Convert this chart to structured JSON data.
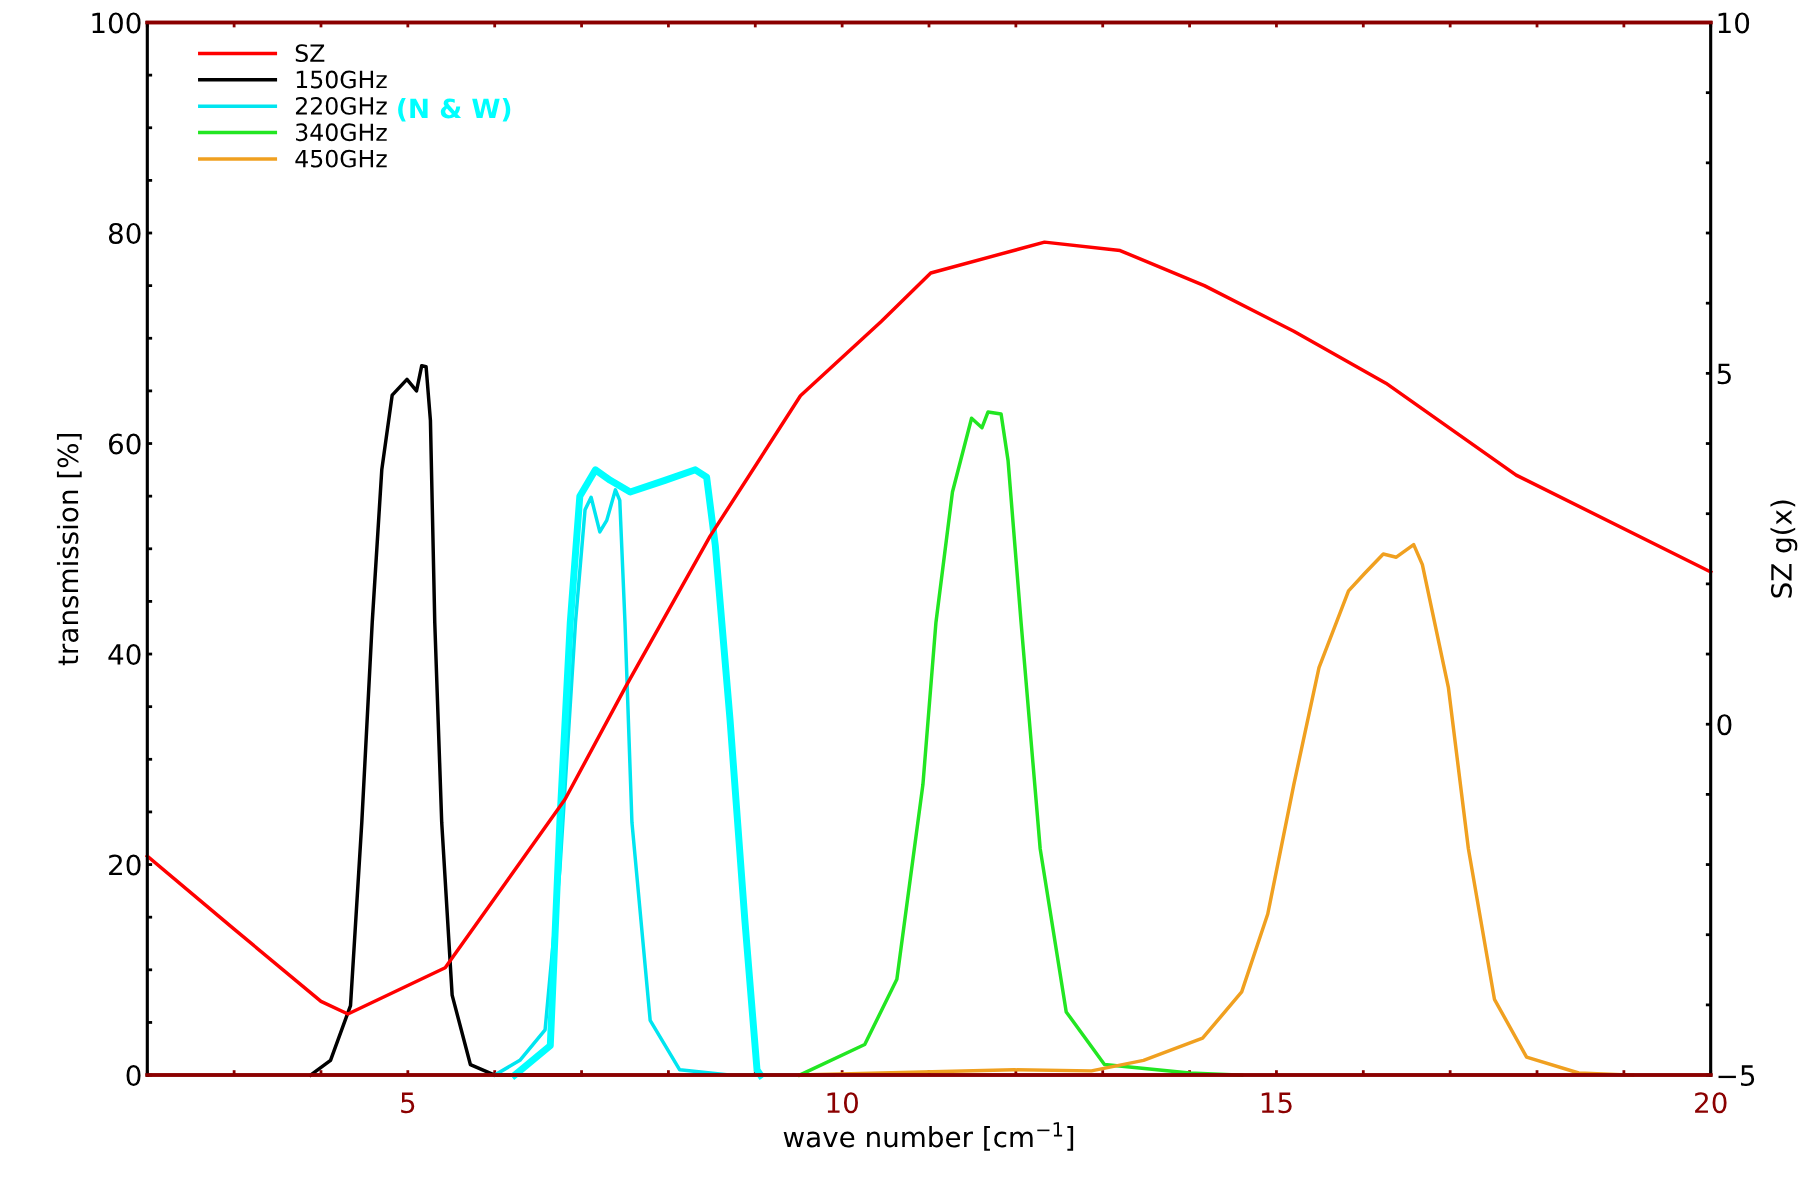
{
  "chart_data": {
    "type": "line",
    "xlabel": "wave number [cm$^{−1}$]",
    "ylabel": "transmission [%]",
    "y2label": "SZ g(x)",
    "annotations": [
      "(N & W)"
    ],
    "xlim": [
      2,
      20
    ],
    "ylim": [
      0,
      100
    ],
    "y2lim": [
      -5,
      10
    ],
    "xticks": [
      {
        "value": 2,
        "label": null
      },
      {
        "value": 3,
        "label": null
      },
      {
        "value": 4,
        "label": null
      },
      5,
      {
        "value": 6,
        "label": null
      },
      {
        "value": 7,
        "label": null
      },
      {
        "value": 8,
        "label": null
      },
      {
        "value": 9,
        "label": null
      },
      10,
      {
        "value": 11,
        "label": null
      },
      {
        "value": 12,
        "label": null
      },
      {
        "value": 13,
        "label": null
      },
      {
        "value": 14,
        "label": null
      },
      15,
      {
        "value": 16,
        "label": null
      },
      {
        "value": 17,
        "label": null
      },
      {
        "value": 18,
        "label": null
      },
      {
        "value": 19,
        "label": null
      },
      20
    ],
    "yticks": [
      0,
      {
        "value": 5,
        "label": null
      },
      {
        "value": 10,
        "label": null
      },
      {
        "value": 15,
        "label": null
      },
      20,
      {
        "value": 25,
        "label": null
      },
      {
        "value": 30,
        "label": null
      },
      {
        "value": 35,
        "label": null
      },
      40,
      {
        "value": 45,
        "label": null
      },
      {
        "value": 50,
        "label": null
      },
      {
        "value": 55,
        "label": null
      },
      60,
      {
        "value": 65,
        "label": null
      },
      {
        "value": 70,
        "label": null
      },
      {
        "value": 75,
        "label": null
      },
      80,
      {
        "value": 85,
        "label": null
      },
      {
        "value": 90,
        "label": null
      },
      {
        "value": 95,
        "label": null
      },
      100
    ],
    "y2ticks": [
      {
        "value": -5,
        "label": "−5"
      },
      {
        "value": -4,
        "label": null
      },
      {
        "value": -3,
        "label": null
      },
      {
        "value": -2,
        "label": null
      },
      {
        "value": -1,
        "label": null
      },
      0,
      {
        "value": 1,
        "label": null
      },
      {
        "value": 2,
        "label": null
      },
      {
        "value": 3,
        "label": null
      },
      {
        "value": 4,
        "label": null
      },
      5,
      {
        "value": 6,
        "label": null
      },
      {
        "value": 7,
        "label": null
      },
      {
        "value": 8,
        "label": null
      },
      {
        "value": 9,
        "label": null
      },
      10
    ],
    "legend": "top left",
    "grid": false,
    "series": [
      {
        "name": "SZ",
        "color": "#ff0000",
        "axis": "y2",
        "x": [
          2,
          3,
          4,
          4.31,
          5.43,
          6.81,
          7.51,
          8.48,
          9.52,
          10.45,
          11.02,
          12.33,
          13.2,
          14.17,
          15.2,
          16.26,
          17.76,
          20
        ],
        "values": [
          -1.88,
          -2.92,
          -3.95,
          -4.13,
          -3.47,
          -1.07,
          0.54,
          2.68,
          4.68,
          5.74,
          6.43,
          6.87,
          6.75,
          6.25,
          5.6,
          4.86,
          3.55,
          2.17
        ]
      },
      {
        "name": "150GHz",
        "color": "#000000",
        "x": [
          3.88,
          4.11,
          4.34,
          4.47,
          4.59,
          4.7,
          4.82,
          4.99,
          5.1,
          5.16,
          5.21,
          5.26,
          5.31,
          5.39,
          5.51,
          5.72,
          6.0,
          7.0
        ],
        "values": [
          0,
          1.4,
          6.6,
          24,
          43,
          57.5,
          64.6,
          66.1,
          65,
          67.4,
          67.3,
          62.2,
          43,
          24,
          7.6,
          1,
          0,
          0
        ]
      },
      {
        "name": "220GHz",
        "color": "#00e5f0",
        "x": [
          6.0,
          6.29,
          6.58,
          6.75,
          6.93,
          7.04,
          7.11,
          7.21,
          7.29,
          7.39,
          7.44,
          7.5,
          7.58,
          7.79,
          8.13,
          8.7,
          9.9
        ],
        "values": [
          0,
          1.4,
          4.3,
          19.5,
          43,
          53.7,
          54.9,
          51.6,
          52.7,
          55.6,
          54.6,
          43,
          24,
          5.2,
          0.5,
          0,
          0
        ]
      },
      {
        "color": "#00ffff",
        "x": [
          6.23,
          6.64,
          6.75,
          6.87,
          6.98,
          7.16,
          7.33,
          7.56,
          7.96,
          8.31,
          8.44,
          8.54,
          8.71,
          8.88,
          9.02,
          9.06
        ],
        "values": [
          0,
          2.8,
          24,
          43,
          55,
          57.5,
          56.5,
          55.4,
          56.5,
          57.5,
          56.8,
          50.3,
          33.7,
          14.7,
          0.5,
          0
        ]
      },
      {
        "name": "340GHz",
        "color": "#22e622",
        "x": [
          9.51,
          10.26,
          10.63,
          10.93,
          11.08,
          11.27,
          11.49,
          11.61,
          11.68,
          11.83,
          11.91,
          12.06,
          12.28,
          12.58,
          13.02,
          14.0,
          14.6
        ],
        "values": [
          0,
          2.9,
          9.1,
          27.6,
          43,
          55.4,
          62.4,
          61.5,
          63,
          62.8,
          58.4,
          43,
          21.5,
          6,
          1,
          0.2,
          0
        ]
      },
      {
        "name": "450GHz",
        "color": "#f0a020",
        "x": [
          9.51,
          11.98,
          12.87,
          13.47,
          14.15,
          14.6,
          14.9,
          15.2,
          15.49,
          15.83,
          16.02,
          16.23,
          16.38,
          16.58,
          16.68,
          16.98,
          17.21,
          17.51,
          17.88,
          18.48,
          19.1
        ],
        "values": [
          0,
          0.5,
          0.4,
          1.4,
          3.5,
          7.9,
          15.3,
          27.6,
          38.7,
          46,
          47.7,
          49.5,
          49.2,
          50.4,
          48.5,
          36.8,
          21.5,
          7.2,
          1.7,
          0.2,
          0
        ]
      }
    ]
  }
}
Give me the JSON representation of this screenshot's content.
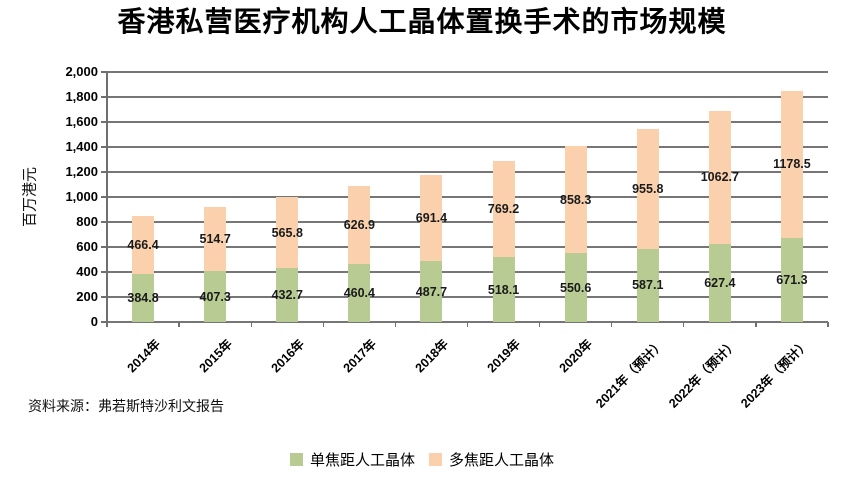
{
  "title": "香港私营医疗机构人工晶体置换手术的市场规模",
  "source": "资料来源：弗若斯特沙利文报告",
  "chart_data": {
    "type": "bar",
    "stacked": true,
    "title": "香港私营医疗机构人工晶体置换手术的市场规模",
    "ylabel": "百万港元",
    "ylim": [
      0,
      2000
    ],
    "ytick_step": 200,
    "ytick_labels": [
      "0",
      "200",
      "400",
      "600",
      "800",
      "1,000",
      "1,200",
      "1,400",
      "1,600",
      "1,800",
      "2,000"
    ],
    "grid": true,
    "legend_position": "bottom",
    "categories": [
      "2014年",
      "2015年",
      "2016年",
      "2017年",
      "2018年",
      "2019年",
      "2020年",
      "2021年（预计）",
      "2022年（预计）",
      "2023年（预计）"
    ],
    "series": [
      {
        "name": "单焦距人工晶体",
        "color": "#b7cb92",
        "values": [
          384.8,
          407.3,
          432.7,
          460.4,
          487.7,
          518.1,
          550.6,
          587.1,
          627.4,
          671.3
        ]
      },
      {
        "name": "多焦距人工晶体",
        "color": "#fbd1ad",
        "values": [
          466.4,
          514.7,
          565.8,
          626.9,
          691.4,
          769.2,
          858.3,
          955.8,
          1062.7,
          1178.5
        ]
      }
    ]
  }
}
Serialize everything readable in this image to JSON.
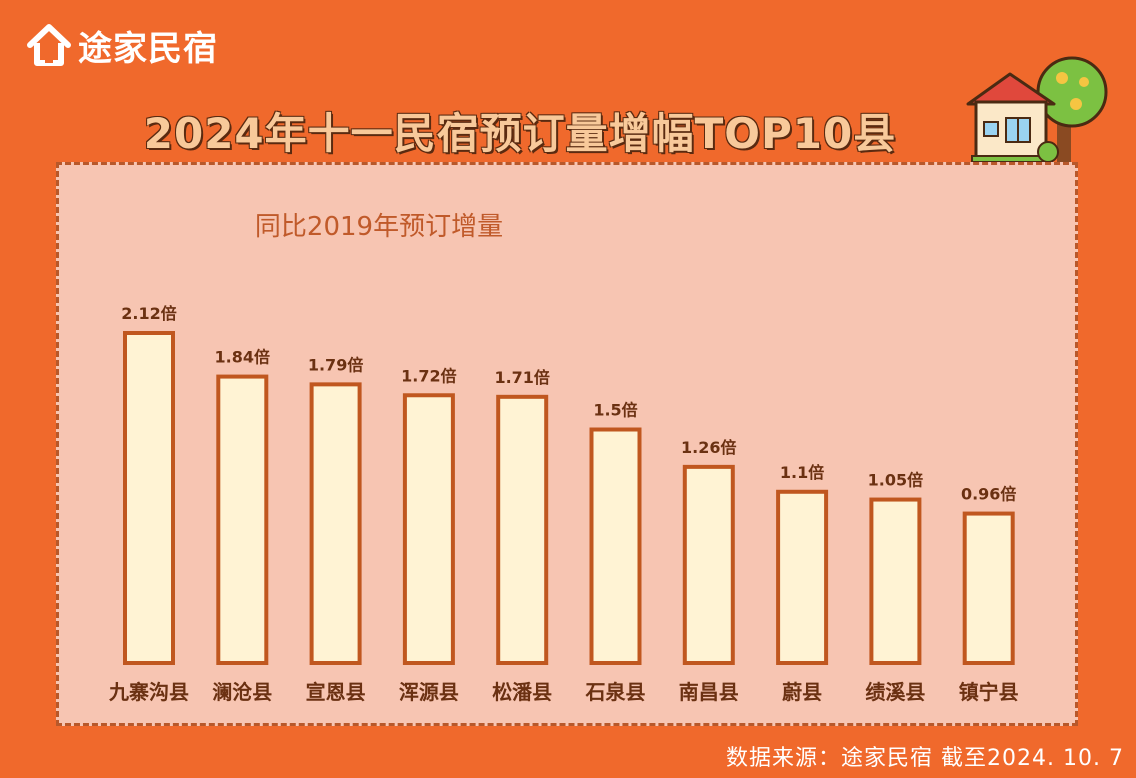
{
  "brand": {
    "name": "途家民宿"
  },
  "header": {
    "title": "2024年十一民宿预订量增幅TOP10县"
  },
  "chart_data": {
    "type": "bar",
    "title": "同比2019年预订增量",
    "categories": [
      "九寨沟县",
      "澜沧县",
      "宣恩县",
      "浑源县",
      "松潘县",
      "石泉县",
      "南昌县",
      "蔚县",
      "绩溪县",
      "镇宁县"
    ],
    "values": [
      2.12,
      1.84,
      1.79,
      1.72,
      1.71,
      1.5,
      1.26,
      1.1,
      1.05,
      0.96
    ],
    "data_labels": [
      "2.12倍",
      "1.84倍",
      "1.79倍",
      "1.72倍",
      "1.71倍",
      "1.5倍",
      "1.26倍",
      "1.1倍",
      "1.05倍",
      "0.96倍"
    ],
    "ylim": [
      0,
      2.12
    ],
    "grid": false,
    "legend": "none",
    "bar_fill": "#fff3d4",
    "bar_stroke": "#c0571f",
    "label_color": "#6b3112",
    "title_color": "#c05a2a"
  },
  "footer": {
    "source": "数据来源：途家民宿 截至2024. 10. 7"
  },
  "colors": {
    "background": "#f0692c",
    "panel": "#f7c5b2",
    "panel_border": "#b8582a"
  }
}
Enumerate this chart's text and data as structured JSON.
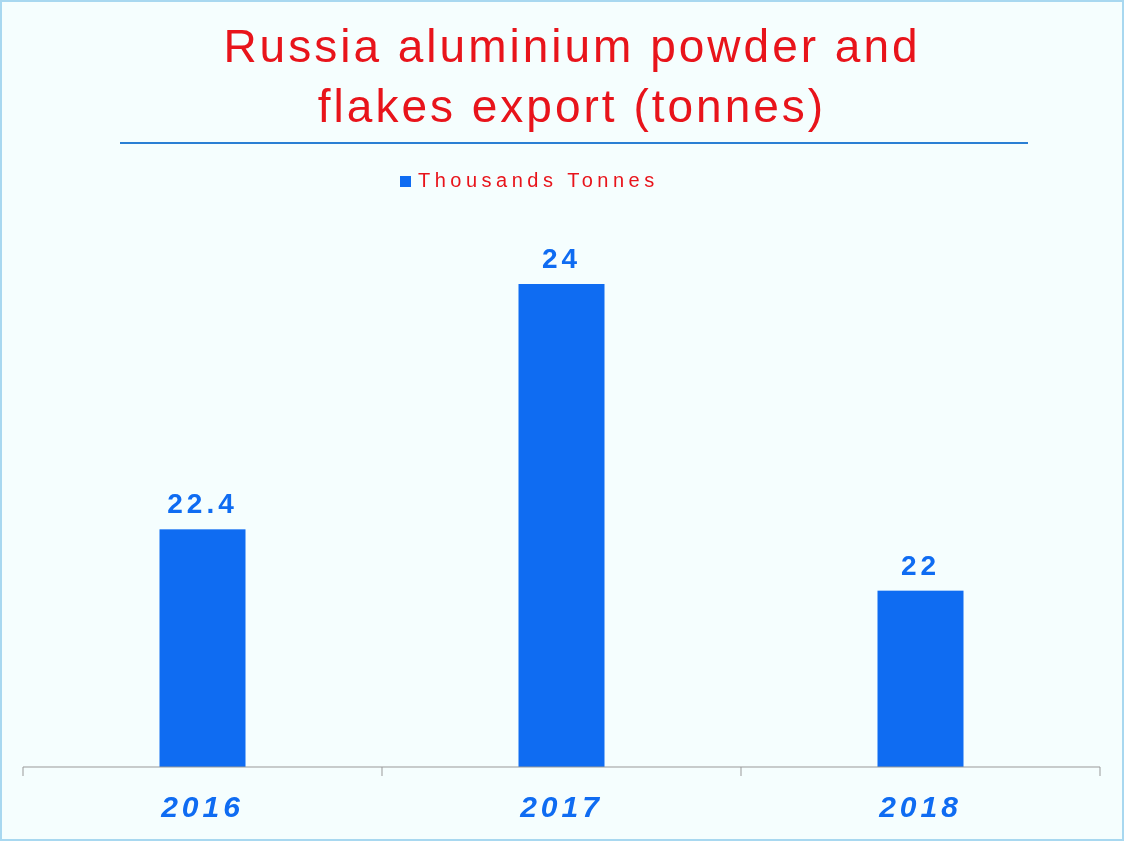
{
  "chart_data": {
    "type": "bar",
    "title": "Russia aluminium powder and flakes export (tonnes)",
    "categories": [
      "2016",
      "2017",
      "2018"
    ],
    "series": [
      {
        "name": "Thousands Tonnes",
        "color": "#0f6cf2",
        "values": [
          22.4,
          24,
          22
        ]
      }
    ],
    "ylim": [
      20.85,
      24
    ],
    "tick_labels": "x",
    "data_labels": true,
    "legend": "top",
    "grid": false
  }
}
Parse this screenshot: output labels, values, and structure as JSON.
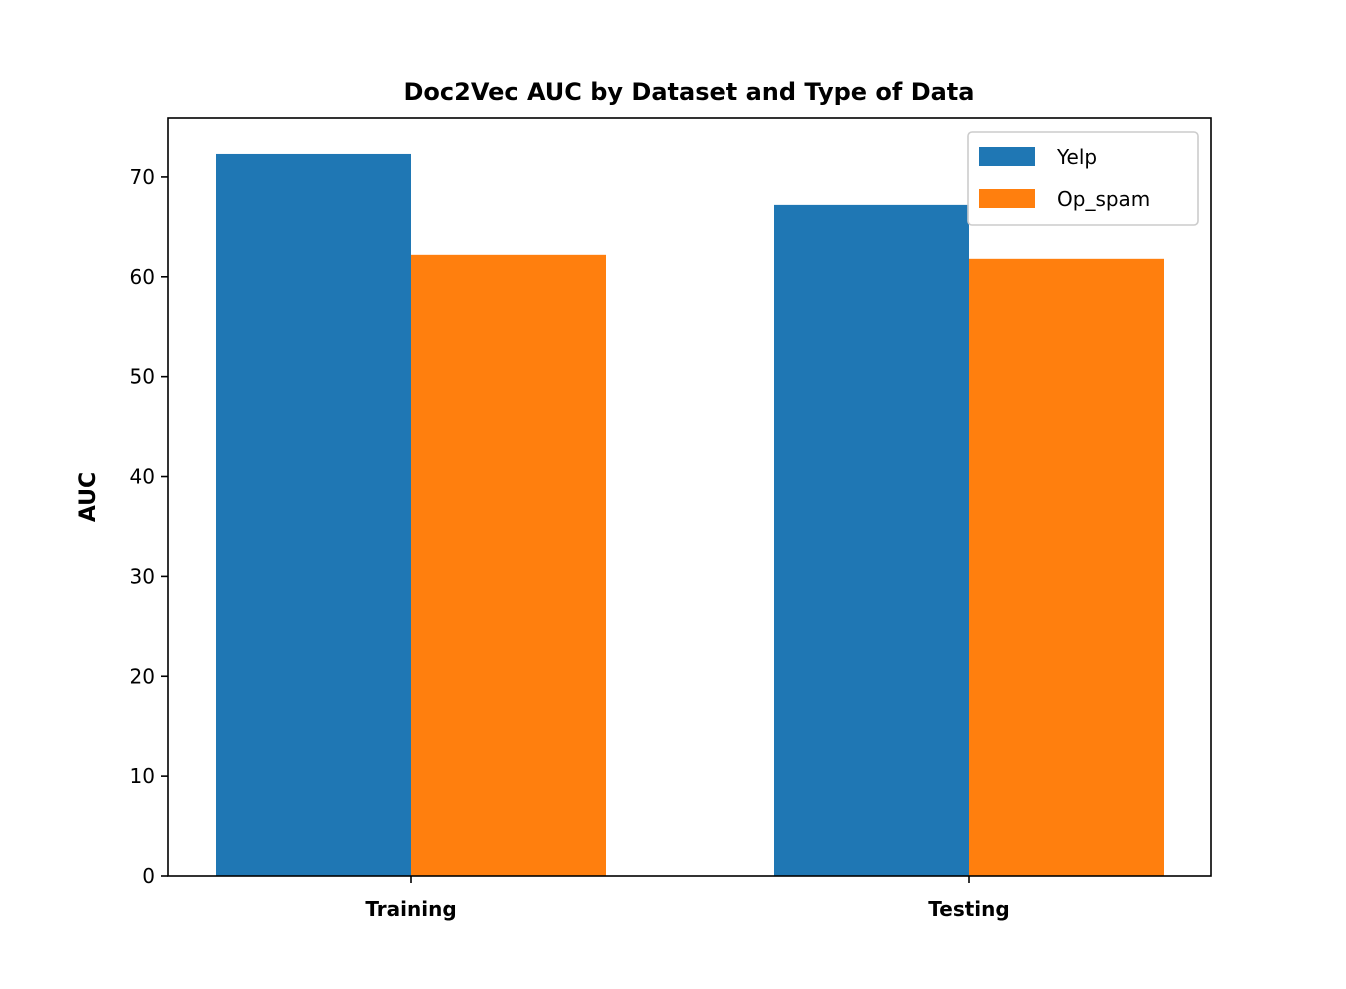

===============

Given request =>
Note each line of the entries that has "structured" in it, and copy those lines.

Expected answer =>
Convert this chart to structured JSON data.
Enumerate this chart's text and data as structured JSON.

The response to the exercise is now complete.